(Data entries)
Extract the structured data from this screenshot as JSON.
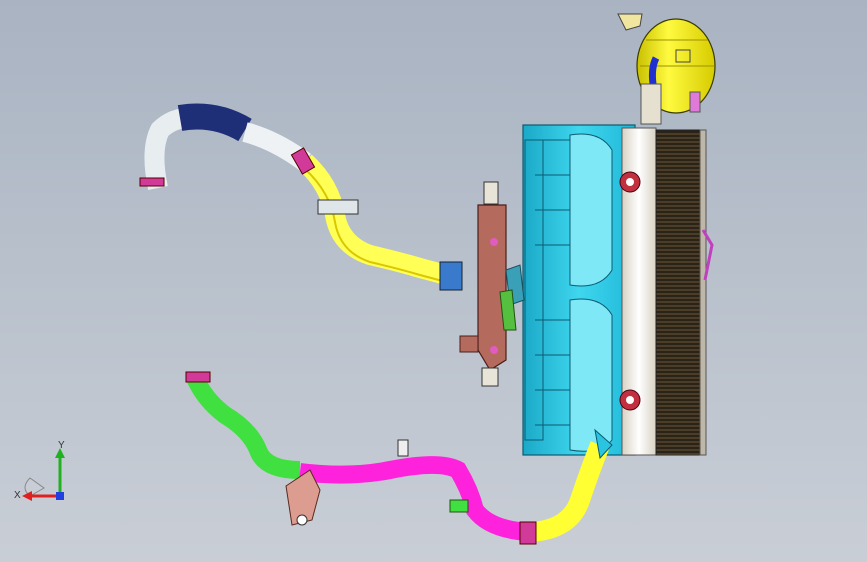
{
  "viewport": {
    "background_top": "#a9b3c2",
    "background_bottom": "#c9ced6"
  },
  "model": {
    "parts": [
      {
        "id": "upper-hose",
        "color": "#ffff55",
        "shade": "#d9c800"
      },
      {
        "id": "upper-hose-coupler",
        "color": "#1e2f78"
      },
      {
        "id": "upper-hose-end",
        "color": "#e8eef0"
      },
      {
        "id": "lower-hose",
        "color": "#ff22dd"
      },
      {
        "id": "lower-hose-end",
        "color": "#3fe03f"
      },
      {
        "id": "outlet-hose",
        "color": "#ffff33"
      },
      {
        "id": "fan-shroud",
        "color": "#29c4e0"
      },
      {
        "id": "radiator-core",
        "color": "#2b2218"
      },
      {
        "id": "radiator-tank",
        "color": "#f1eee6"
      },
      {
        "id": "coolant-reservoir",
        "color": "#f2ea2a"
      },
      {
        "id": "mounting-bracket",
        "color": "#b56a5e"
      },
      {
        "id": "clamp",
        "color": "#d23a9a"
      }
    ]
  },
  "triad": {
    "x_label": "X",
    "y_label": "Y",
    "x_color": "#e02020",
    "y_color": "#20b020",
    "z_color": "#2040e0"
  }
}
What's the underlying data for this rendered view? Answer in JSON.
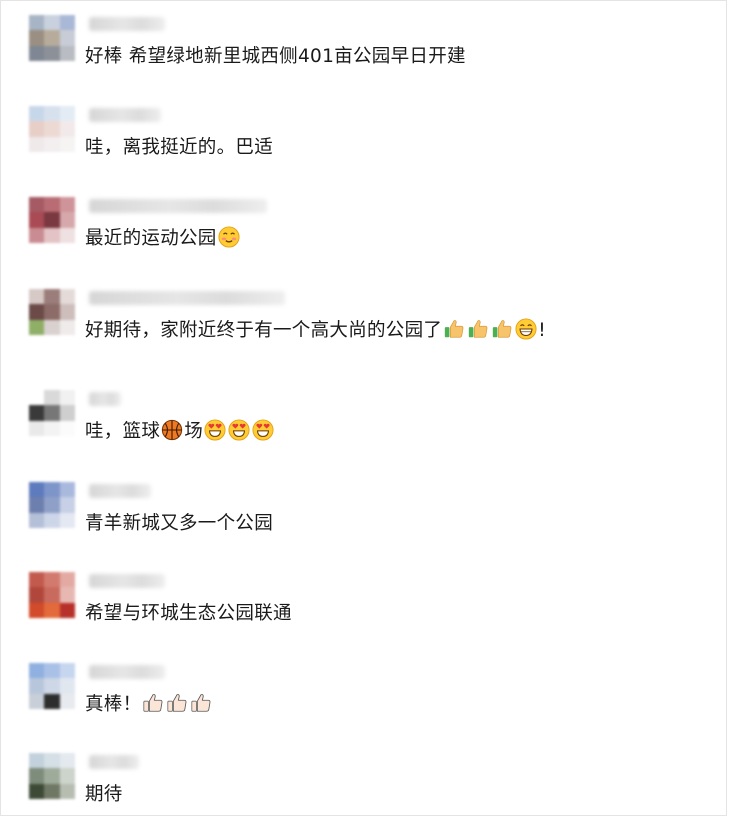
{
  "comments": [
    {
      "text_before": "好棒  希望绿地新里城西侧",
      "number": "401",
      "text_after": "亩公园早日开建",
      "avatar_colors": [
        "#a7b4c5",
        "#c9d1de",
        "#a9b8d6",
        "#9a8f82",
        "#b7ac9c",
        "#c8ccd6",
        "#7f8794",
        "#8c9098",
        "#b9bcc2"
      ]
    },
    {
      "text": "哇，离我挺近的。巴适",
      "avatar_colors": [
        "#c7d7ea",
        "#d7e1ee",
        "#e3ecf5",
        "#e7cfc8",
        "#edd9d3",
        "#f2eaea",
        "#efe9ea",
        "#f3eeef",
        "#f6f3f3"
      ]
    },
    {
      "text": "最近的运动公园",
      "avatar_colors": [
        "#a55a64",
        "#b96c73",
        "#cf9499",
        "#a94a55",
        "#7a3840",
        "#d6a8ab",
        "#c98c92",
        "#e3c3c5",
        "#efe0e1"
      ]
    },
    {
      "text": "好期待，家附近终于有一个高大尚的公园了",
      "avatar_colors": [
        "#d6c9c6",
        "#9b7d7b",
        "#e4dbd9",
        "#6b4a47",
        "#8c6b68",
        "#cdbdbb",
        "#8fae66",
        "#d9d1cf",
        "#eeebea"
      ]
    },
    {
      "text_before": "哇，篮球",
      "text_after": "场",
      "avatar_colors": [
        "#ffffff",
        "#d9d9d9",
        "#f1f1f1",
        "#3a3a3a",
        "#777777",
        "#cfcfcf",
        "#e9e9e9",
        "#f3f3f3",
        "#fbfbfb"
      ]
    },
    {
      "text": "青羊新城又多一个公园",
      "avatar_colors": [
        "#5d7bbd",
        "#7d95c9",
        "#a9b9dd",
        "#6d7fae",
        "#8fa0c8",
        "#c7d0e6",
        "#b4bfd8",
        "#cdd5e8",
        "#e4e8f2"
      ]
    },
    {
      "text": "希望与环城生态公园联通",
      "avatar_colors": [
        "#c25a4e",
        "#d37a6f",
        "#e3aaa3",
        "#b1473c",
        "#c96a5e",
        "#e7b8b2",
        "#d24b2a",
        "#e36a3a",
        "#b8302a"
      ]
    },
    {
      "text": "真棒！",
      "avatar_colors": [
        "#8fb0e0",
        "#a9c1e6",
        "#c6d6ef",
        "#b8c6dc",
        "#cdd7e6",
        "#e1e7ef",
        "#c9cfd8",
        "#2d2d2d",
        "#e7eaee"
      ]
    },
    {
      "text": "期待",
      "avatar_colors": [
        "#c3d1dc",
        "#d4dfe6",
        "#e3e9ee",
        "#7e8c7c",
        "#9fab9a",
        "#cdd4cc",
        "#3d4a36",
        "#6f7864",
        "#b7bdb1"
      ]
    }
  ]
}
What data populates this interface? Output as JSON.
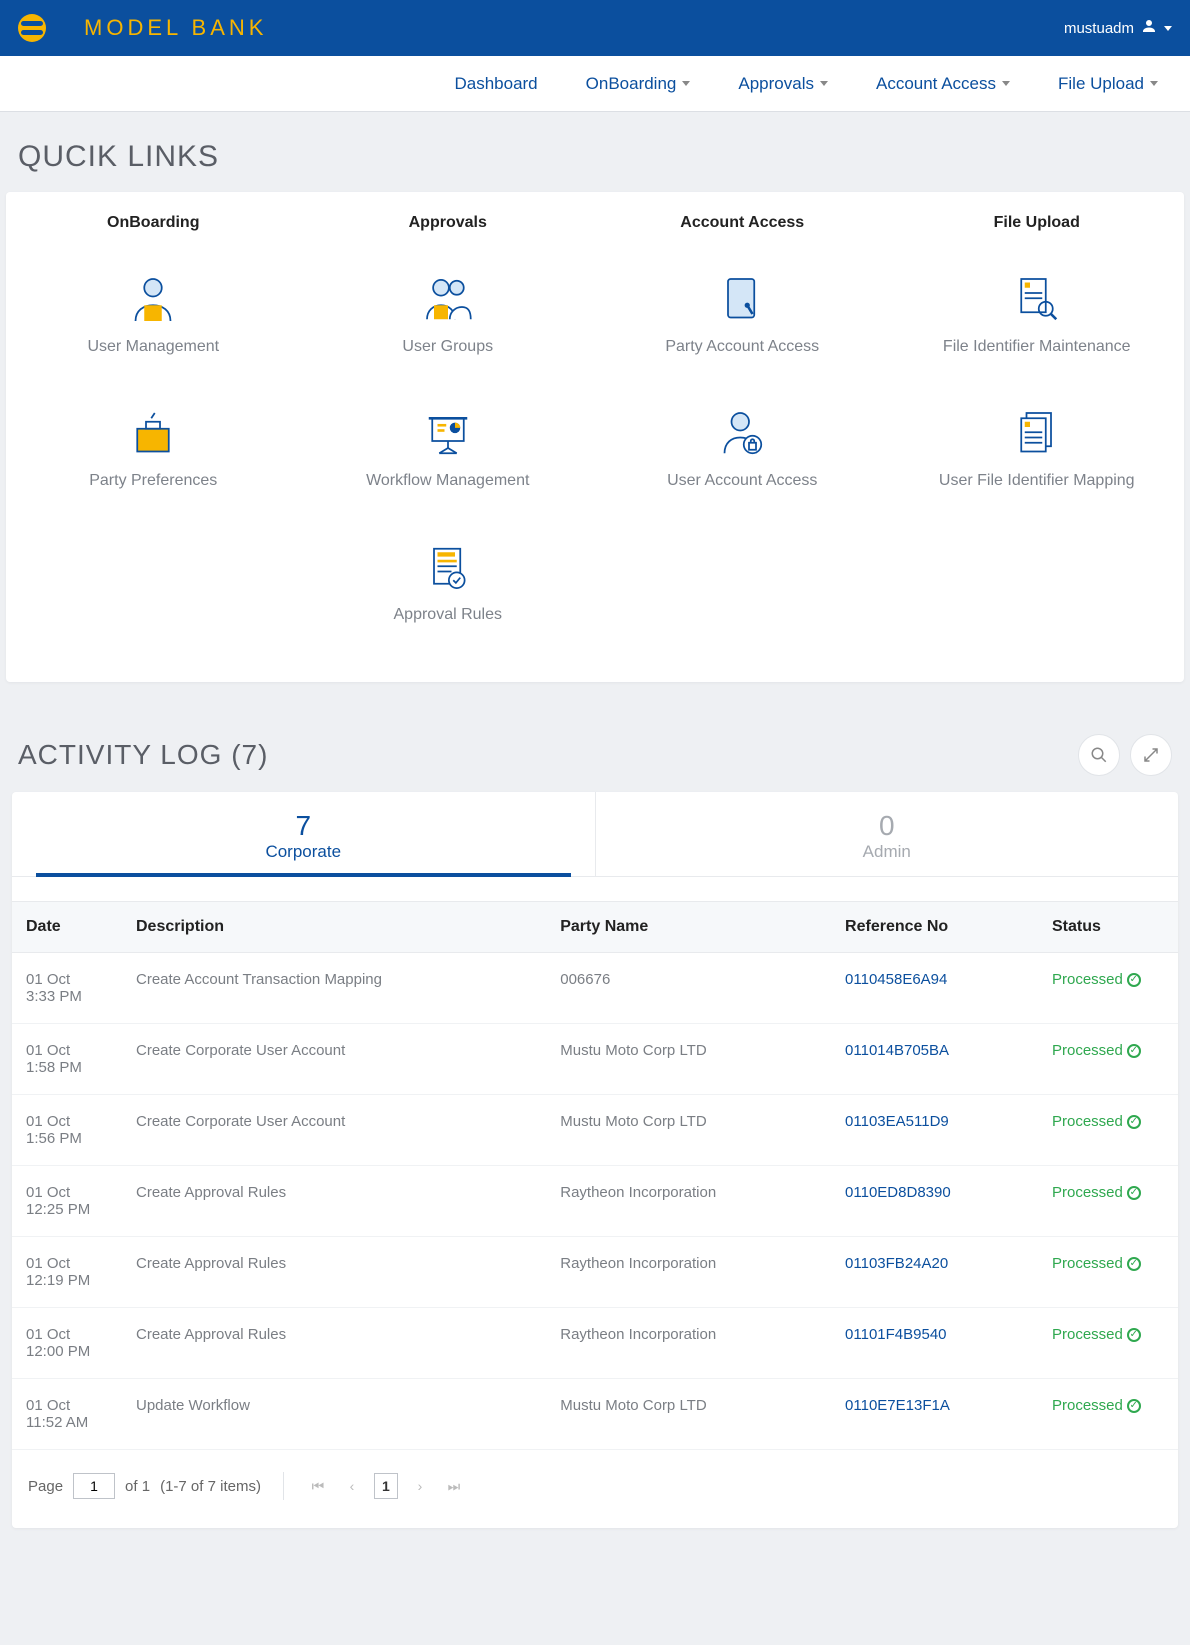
{
  "header": {
    "brand": "MODEL BANK",
    "username": "mustuadm"
  },
  "nav": {
    "items": [
      {
        "label": "Dashboard",
        "hasDropdown": false
      },
      {
        "label": "OnBoarding",
        "hasDropdown": true
      },
      {
        "label": "Approvals",
        "hasDropdown": true
      },
      {
        "label": "Account Access",
        "hasDropdown": true
      },
      {
        "label": "File Upload",
        "hasDropdown": true
      }
    ]
  },
  "quickLinks": {
    "title": "QUCIK LINKS",
    "columns": [
      {
        "head": "OnBoarding"
      },
      {
        "head": "Approvals"
      },
      {
        "head": "Account Access"
      },
      {
        "head": "File Upload"
      }
    ],
    "row1": [
      "User Management",
      "User Groups",
      "Party Account Access",
      "File Identifier Maintenance"
    ],
    "row2": [
      "Party Preferences",
      "Workflow Management",
      "User Account Access",
      "User File Identifier Mapping"
    ],
    "row3": [
      "Approval Rules"
    ]
  },
  "activity": {
    "title": "ACTIVITY LOG (7)",
    "tabs": [
      {
        "count": "7",
        "label": "Corporate",
        "active": true
      },
      {
        "count": "0",
        "label": "Admin",
        "active": false
      }
    ],
    "columns": [
      "Date",
      "Description",
      "Party Name",
      "Reference No",
      "Status"
    ],
    "rows": [
      {
        "date1": "01 Oct",
        "date2": "3:33 PM",
        "desc": "Create Account Transaction Mapping",
        "party": "006676",
        "ref": "0110458E6A94",
        "status": "Processed"
      },
      {
        "date1": "01 Oct",
        "date2": "1:58 PM",
        "desc": "Create Corporate User Account",
        "party": "Mustu Moto Corp LTD",
        "ref": "011014B705BA",
        "status": "Processed"
      },
      {
        "date1": "01 Oct",
        "date2": "1:56 PM",
        "desc": "Create Corporate User Account",
        "party": "Mustu Moto Corp LTD",
        "ref": "01103EA511D9",
        "status": "Processed"
      },
      {
        "date1": "01 Oct",
        "date2": "12:25 PM",
        "desc": "Create Approval Rules",
        "party": "Raytheon Incorporation",
        "ref": "0110ED8D8390",
        "status": "Processed"
      },
      {
        "date1": "01 Oct",
        "date2": "12:19 PM",
        "desc": "Create Approval Rules",
        "party": "Raytheon Incorporation",
        "ref": "01103FB24A20",
        "status": "Processed"
      },
      {
        "date1": "01 Oct",
        "date2": "12:00 PM",
        "desc": "Create Approval Rules",
        "party": "Raytheon Incorporation",
        "ref": "01101F4B9540",
        "status": "Processed"
      },
      {
        "date1": "01 Oct",
        "date2": "11:52 AM",
        "desc": "Update Workflow",
        "party": "Mustu Moto Corp LTD",
        "ref": "0110E7E13F1A",
        "status": "Processed"
      }
    ],
    "pagination": {
      "pageLabel": "Page",
      "currentPage": "1",
      "ofLabel": "of 1",
      "summary": "(1-7 of 7 items)",
      "pageBtn": "1"
    }
  }
}
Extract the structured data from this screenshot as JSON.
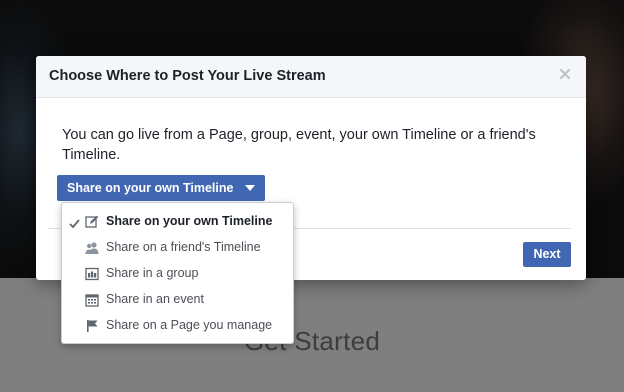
{
  "background": {
    "get_started": "Get Started"
  },
  "dialog": {
    "title": "Choose Where to Post Your Live Stream",
    "description": "You can go live from a Page, group, event, your own Timeline or a friend's Timeline.",
    "audience_button_label": "Share on your own Timeline",
    "next_label": "Next",
    "close_icon": "close-icon"
  },
  "menu": {
    "items": [
      {
        "label": "Share on your own Timeline",
        "icon": "compose-icon",
        "selected": true
      },
      {
        "label": "Share on a friend's Timeline",
        "icon": "friends-icon",
        "selected": false
      },
      {
        "label": "Share in a group",
        "icon": "group-icon",
        "selected": false
      },
      {
        "label": "Share in an event",
        "icon": "calendar-icon",
        "selected": false
      },
      {
        "label": "Share on a Page you manage",
        "icon": "flag-icon",
        "selected": false
      }
    ]
  },
  "colors": {
    "accent": "#4267b2",
    "header_bg": "#f5f6f7",
    "text": "#1d2129"
  }
}
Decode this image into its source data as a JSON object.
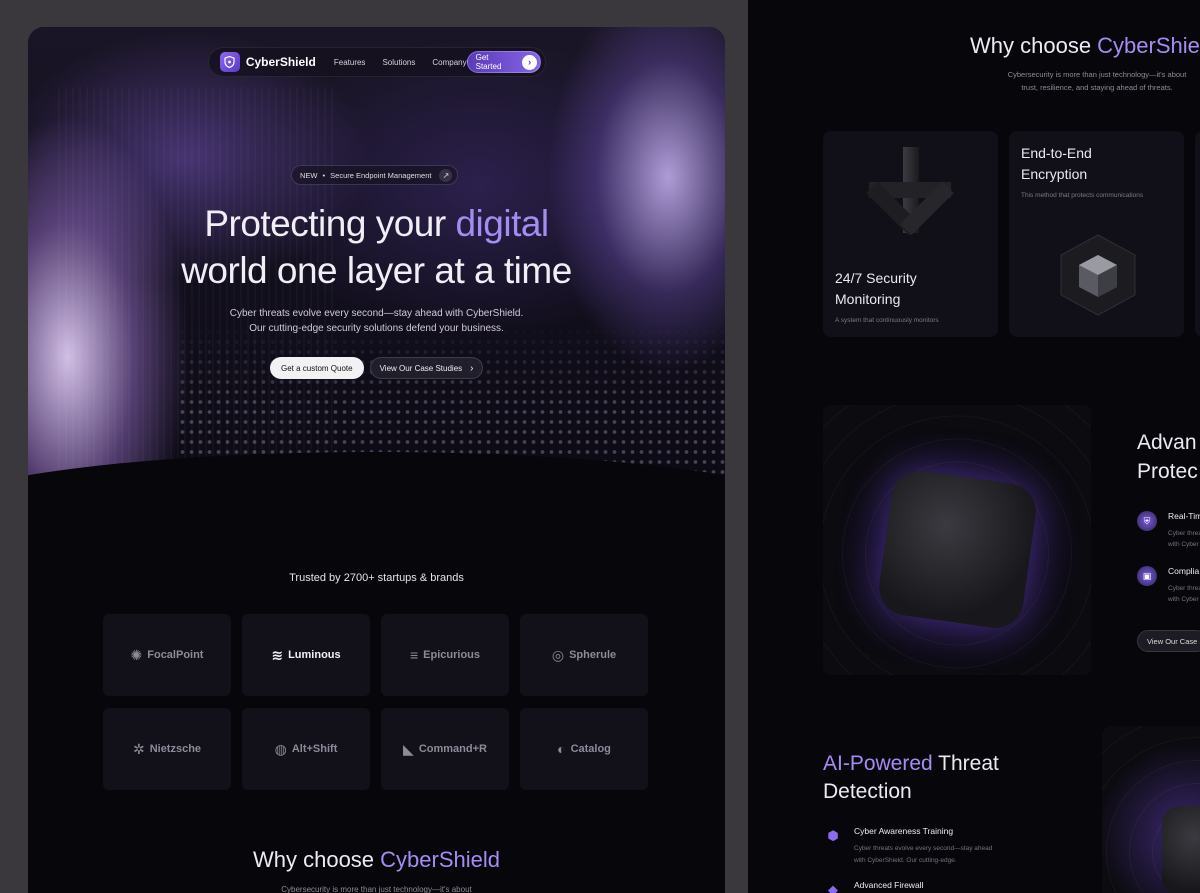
{
  "nav": {
    "brand": "CyberShield",
    "links": [
      "Features",
      "Solutions",
      "Company"
    ],
    "cta": "Get Started"
  },
  "hero": {
    "pill_new": "NEW",
    "pill_text": "Secure Endpoint Management",
    "title_line1_pre": "Protecting your ",
    "title_line1_accent": "digital",
    "title_line2": "world one layer at a time",
    "sub_line1": "Cyber threats evolve every second—stay ahead with CyberShield.",
    "sub_line2": "Our cutting-edge security solutions defend your business.",
    "primary_btn": "Get a custom Quote",
    "secondary_btn": "View Our Case Studies"
  },
  "trusted": {
    "heading": "Trusted by 2700+ startups & brands",
    "logos": [
      {
        "name": "FocalPoint",
        "icon": "sunburst-icon",
        "glyph": "✺"
      },
      {
        "name": "Luminous",
        "icon": "lightning-icon",
        "glyph": "≋"
      },
      {
        "name": "Epicurious",
        "icon": "stack-icon",
        "glyph": "≡"
      },
      {
        "name": "Spherule",
        "icon": "sphere-icon",
        "glyph": "◎"
      },
      {
        "name": "Nietzsche",
        "icon": "asterisk-icon",
        "glyph": "✲"
      },
      {
        "name": "Alt+Shift",
        "icon": "waves-icon",
        "glyph": "◍"
      },
      {
        "name": "Command+R",
        "icon": "r-mark-icon",
        "glyph": "◣"
      },
      {
        "name": "Catalog",
        "icon": "c-mark-icon",
        "glyph": "◐"
      }
    ]
  },
  "why": {
    "title_pre": "Why choose ",
    "title_accent": "CyberShield",
    "right_title_accent": "CyberShie",
    "sub_line1": "Cybersecurity is more than just technology—it's about",
    "sub_line2": "trust, resilience, and staying ahead of threats.",
    "left_sub": "Cybersecurity is more than just technology—it's about"
  },
  "cards": {
    "monitoring_title_1": "24/7 Security",
    "monitoring_title_2": "Monitoring",
    "monitoring_sub": "A system that continuously monitors",
    "encryption_title_1": "End-to-End",
    "encryption_title_2": "Encryption",
    "encryption_sub": "This method that protects communications"
  },
  "advanced": {
    "title_1": "Advan",
    "title_2": "Protec",
    "item1_name": "Real-Tim",
    "item1_desc_1": "Cyber threa",
    "item1_desc_2": "with Cyber",
    "item2_name": "Complia",
    "item2_desc_1": "Cyber threa",
    "item2_desc_2": "with Cyber",
    "case_btn": "View Our Case S"
  },
  "ai": {
    "title_accent": "AI-Powered",
    "title_rest": " Threat",
    "title_line2": "Detection",
    "item1_name": "Cyber Awareness Training",
    "item1_desc_1": "Cyber threats evolve every second—stay ahead",
    "item1_desc_2": "with CyberShield. Our cutting-edge.",
    "item2_name": "Advanced Firewall"
  },
  "colors": {
    "accent": "#a48cf2",
    "brand_purple": "#6b4bd6",
    "background": "#07060b",
    "canvas": "#3a383d"
  }
}
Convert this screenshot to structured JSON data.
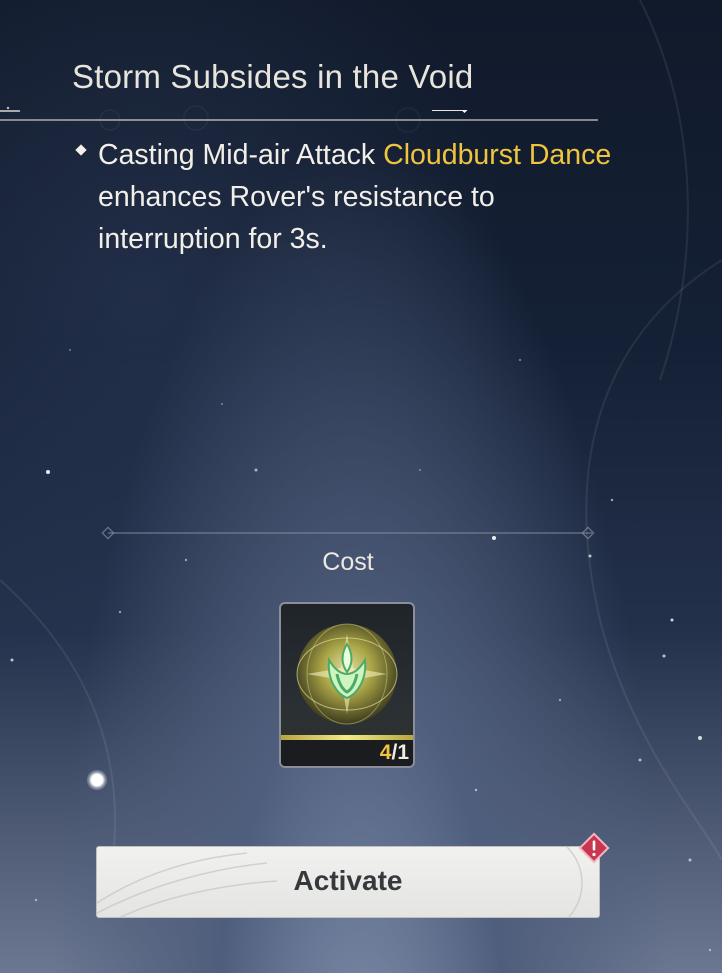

WHAT YOU HAVE TO DO: Gather every line from the listing above in which "Management" appears, and copy those lines.

CORRECT RESPONSE:
      "User Management",
      "Workflow Management",
    "pill_text": "Secure Endpoint Management",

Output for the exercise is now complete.